#### What you will do
Search the data for the string "friends" and gather each line it is in.

┄┄┄┄┄┄┄┄┄┄┄┄┄┄┄┄┄┄┄┄

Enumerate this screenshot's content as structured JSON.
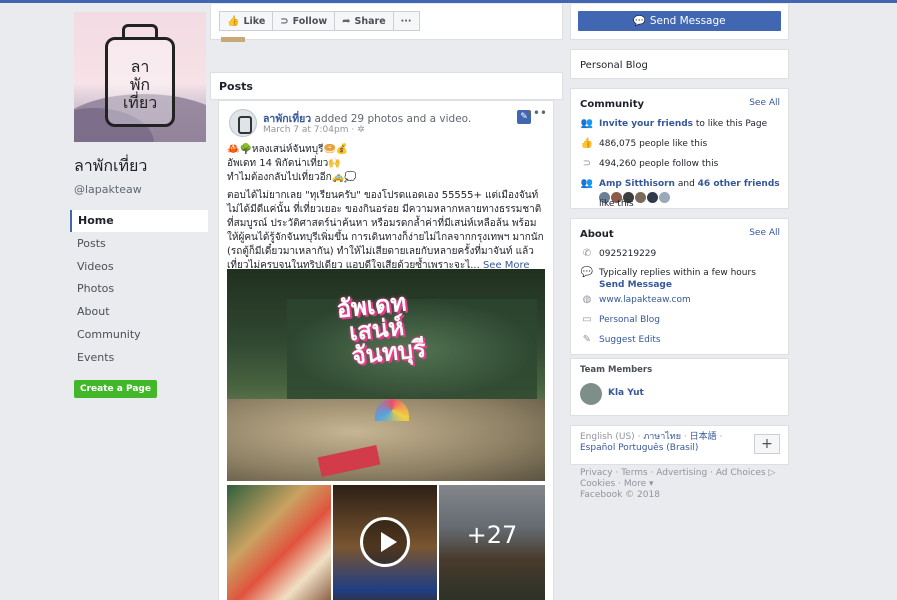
{
  "page": {
    "name": "ลาพักเที่ยว",
    "handle": "@lapakteaw",
    "logo_text": [
      "ลา",
      "พัก",
      "เที่ยว"
    ]
  },
  "nav": [
    {
      "label": "Home",
      "active": true
    },
    {
      "label": "Posts"
    },
    {
      "label": "Videos"
    },
    {
      "label": "Photos"
    },
    {
      "label": "About"
    },
    {
      "label": "Community"
    },
    {
      "label": "Events"
    }
  ],
  "create_page_label": "Create a Page",
  "actions": {
    "like": "Like",
    "follow": "Follow",
    "share": "Share",
    "more": "···",
    "send_message": "Send Message"
  },
  "posts_header": "Posts",
  "post": {
    "author": "ลาพักเที่ยว",
    "action_text": "added 29 photos and a video.",
    "date": "March 7 at 7:04pm",
    "privacy_icon": "globe-icon",
    "lines": [
      "🦀🌳หลงเสน่ห์จันทบุรี🥯💰",
      "อัพเดท 14 พิกัดน่าเที่ยว🙌",
      "ทำไมต้องกลับไปเที่ยวอีก🚕💭"
    ],
    "body": "ตอบได้ไม่ยากเลย \"ทุเรียนครับ\" ของโปรดแอดเอง 55555+ แต่เมืองจันท์ไม่ได้มีดีแค่นั้น ที่เที่ยวเยอะ ของกินอร่อย มีความหลากหลายทางธรรมชาติที่สมบูรณ์ ประวัติศาสตร์น่าค้นหา หรือมรดกล้ำค่าที่มีเสน่ห์เหลือล้น พร้อมให้ผู้คนได้รู้จักจันทบุรีเพิ่มขึ้น การเดินทางก็ง่ายไม่ไกลจากกรุงเทพฯ มากนัก (รถตู้ก็มีเดี๋ยวมาเหลากัน) ทำให้ไม่เสียดายเลยกับหลายครั้งที่มาจันท์ แล้วเที่ยวไม่ครบจนในทริปเดียว แอบดีใจเสียด้วยซ้ำเพราะจะไ...",
    "see_more": "See More",
    "photo_title_1": "อัพเดท",
    "photo_title_2": "เสน่ห์",
    "photo_title_3": "จันทบุรี",
    "more_photos": "+27"
  },
  "right": {
    "personal_blog": "Personal Blog",
    "community": {
      "title": "Community",
      "see_all": "See All",
      "invite_link": "Invite your friends",
      "invite_rest": "to like this Page",
      "likes": "486,075 people like this",
      "follows": "494,260 people follow this",
      "friend_name": "Amp Sitthisorn",
      "and": "and",
      "other_friends": "46 other friends",
      "like_this": "like this"
    },
    "about": {
      "title": "About",
      "see_all": "See All",
      "phone": "0925219229",
      "replies": "Typically replies within a few hours",
      "send_message": "Send Message",
      "website": "www.lapakteaw.com",
      "category": "Personal Blog",
      "suggest": "Suggest Edits"
    },
    "team": {
      "title": "Team Members",
      "member": "Kla Yut"
    },
    "languages": {
      "current": "English (US)",
      "others": [
        "ภาษาไทย",
        "日本語",
        "Español",
        "Português (Brasil)"
      ],
      "sep": "·"
    },
    "footer": {
      "line1": [
        "Privacy",
        "Terms",
        "Advertising",
        "Ad Choices"
      ],
      "line2": [
        "Cookies",
        "More"
      ],
      "copyright": "Facebook © 2018"
    }
  },
  "colors": {
    "brand": "#4267b2",
    "link": "#365899",
    "create_button": "#42b72a"
  }
}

┄┄┄┄┄┄┄┄┄┄┄┄┄┄┄┄┄┄┄┄

#### Response to this task
      "invite_link": "Invite your friends",
      "other_friends": "46 other friends",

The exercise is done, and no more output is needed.